→ Problem description: Check each line of the entries below for the string "投保人是否投保"; copy every line where it appears.
┄┄┄┄┄┄┄┄┄┄
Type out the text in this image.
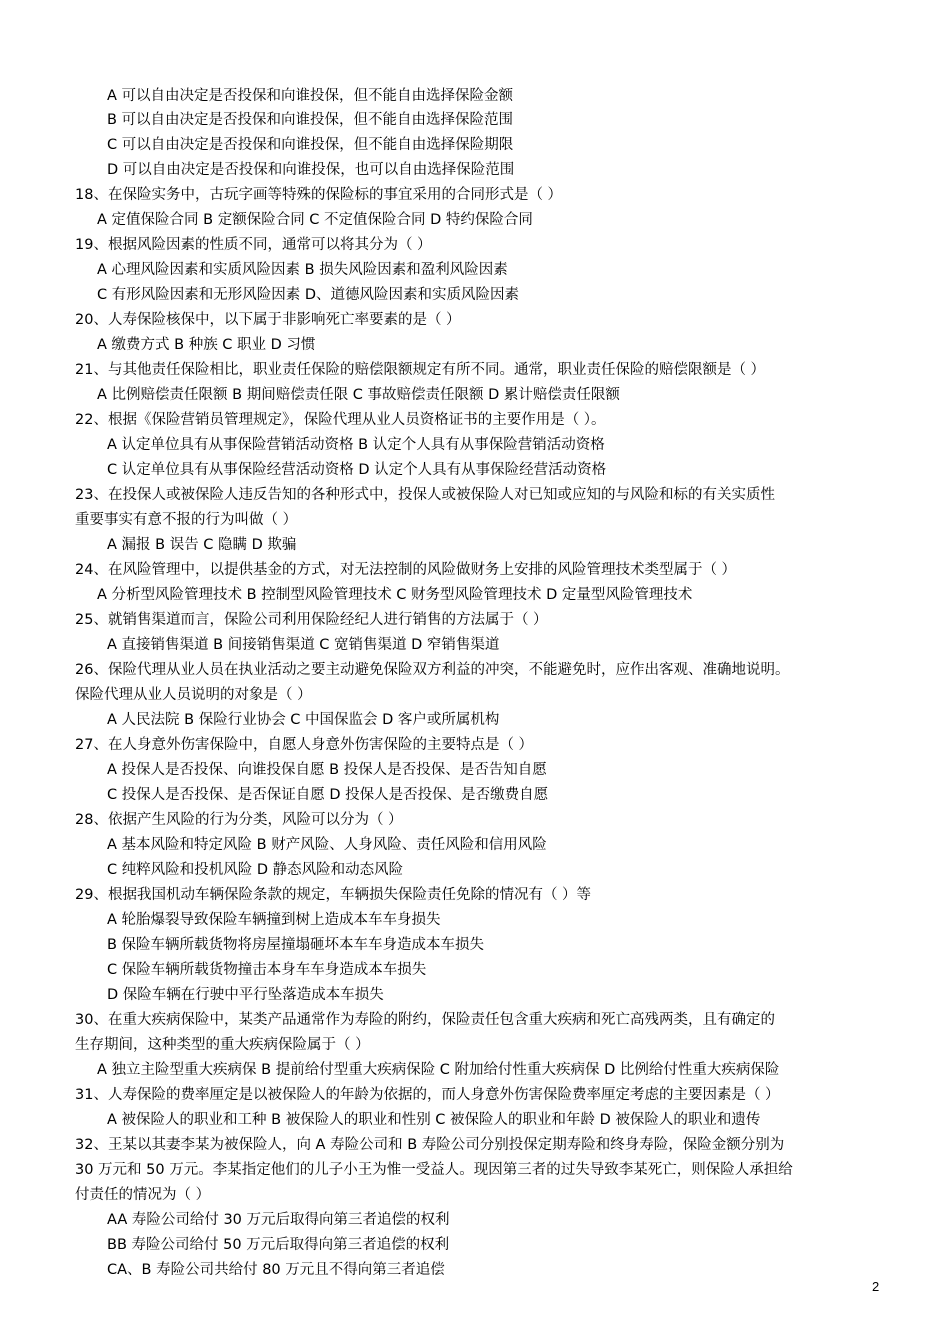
A 可以自由决定是否投保和向谁投保，但不能自由选择保险金额
B 可以自由决定是否投保和向谁投保，但不能自由选择保险范围
C 可以自由决定是否投保和向谁投保，但不能自由选择保险期限
D 可以自由决定是否投保和向谁投保，也可以自由选择保险范围
18、在保险实务中，古玩字画等特殊的保险标的事宜采用的合同形式是（ ）
A 定值保险合同 B 定额保险合同 C 不定值保险合同 D 特约保险合同
19、根据风险因素的性质不同，通常可以将其分为（ ）
A 心理风险因素和实质风险因素 B 损失风险因素和盈利风险因素
C 有形风险因素和无形风险因素 D、道德风险因素和实质风险因素
20、人寿保险核保中，以下属于非影响死亡率要素的是（ ）
A 缴费方式 B 种族 C 职业 D 习惯
21、与其他责任保险相比，职业责任保险的赔偿限额规定有所不同。通常，职业责任保险的赔偿限额是（ ）
A 比例赔偿责任限额 B 期间赔偿责任限 C 事故赔偿责任限额 D 累计赔偿责任限额
22、根据《保险营销员管理规定》，保险代理从业人员资格证书的主要作用是（ ）。
A 认定单位具有从事保险营销活动资格 B 认定个人具有从事保险营销活动资格
C 认定单位具有从事保险经营活动资格 D 认定个人具有从事保险经营活动资格
23、在投保人或被保险人违反告知的各种形式中，投保人或被保险人对已知或应知的与风险和标的有关实质性
重要事实有意不报的行为叫做（ ）
A 漏报 B 误告 C 隐瞒 D 欺骗
24、在风险管理中，以提供基金的方式，对无法控制的风险做财务上安排的风险管理技术类型属于（ ）
A 分析型风险管理技术 B 控制型风险管理技术 C 财务型风险管理技术 D 定量型风险管理技术
25、就销售渠道而言，保险公司利用保险经纪人进行销售的方法属于（ ）
A 直接销售渠道 B 间接销售渠道 C 宽销售渠道 D 窄销售渠道
26、保险代理从业人员在执业活动之要主动避免保险双方利益的冲突，不能避免时，应作出客观、准确地说明。
保险代理从业人员说明的对象是（ ）
A 人民法院 B 保险行业协会 C 中国保监会 D 客户或所属机构
27、在人身意外伤害保险中，自愿人身意外伤害保险的主要特点是（ ）
A 投保人是否投保、向谁投保自愿 B 投保人是否投保、是否告知自愿
C 投保人是否投保、是否保证自愿 D 投保人是否投保、是否缴费自愿
28、依据产生风险的行为分类，风险可以分为（ ）
A 基本风险和特定风险 B 财产风险、人身风险、责任风险和信用风险
C 纯粹风险和投机风险 D 静态风险和动态风险
29、根据我国机动车辆保险条款的规定，车辆损失保险责任免除的情况有（ ）等
A 轮胎爆裂导致保险车辆撞到树上造成本车车身损失
B 保险车辆所载货物将房屋撞塌砸坏本车车身造成本车损失
C 保险车辆所载货物撞击本身车车身造成本车损失
D 保险车辆在行驶中平行坠落造成本车损失
30、在重大疾病保险中，某类产品通常作为寿险的附约，保险责任包含重大疾病和死亡高残两类，且有确定的
生存期间，这种类型的重大疾病保险属于（ ）
A 独立主险型重大疾病保 B 提前给付型重大疾病保险 C 附加给付性重大疾病保 D 比例给付性重大疾病保险
31、人寿保险的费率厘定是以被保险人的年龄为依据的，而人身意外伤害保险费率厘定考虑的主要因素是（ ）
A 被保险人的职业和工种 B 被保险人的职业和性别 C 被保险人的职业和年龄 D 被保险人的职业和遗传
32、王某以其妻李某为被保险人，向 A 寿险公司和 B 寿险公司分别投保定期寿险和终身寿险，保险金额分别为
30 万元和 50 万元。李某指定他们的儿子小王为惟一受益人。现因第三者的过失导致李某死亡，则保险人承担给
付责任的情况为（ ）
AA 寿险公司给付 30 万元后取得向第三者追偿的权利
BB 寿险公司给付 50 万元后取得向第三者追偿的权利
CA、B 寿险公司共给付 80 万元且不得向第三者追偿
2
┄┄┄┄┄┄┄┄┄┄
→ Task response:
A 投保人是否投保、向谁投保自愿 B 投保人是否投保、是否告知自愿
C 投保人是否投保、是否保证自愿 D 投保人是否投保、是否缴费自愿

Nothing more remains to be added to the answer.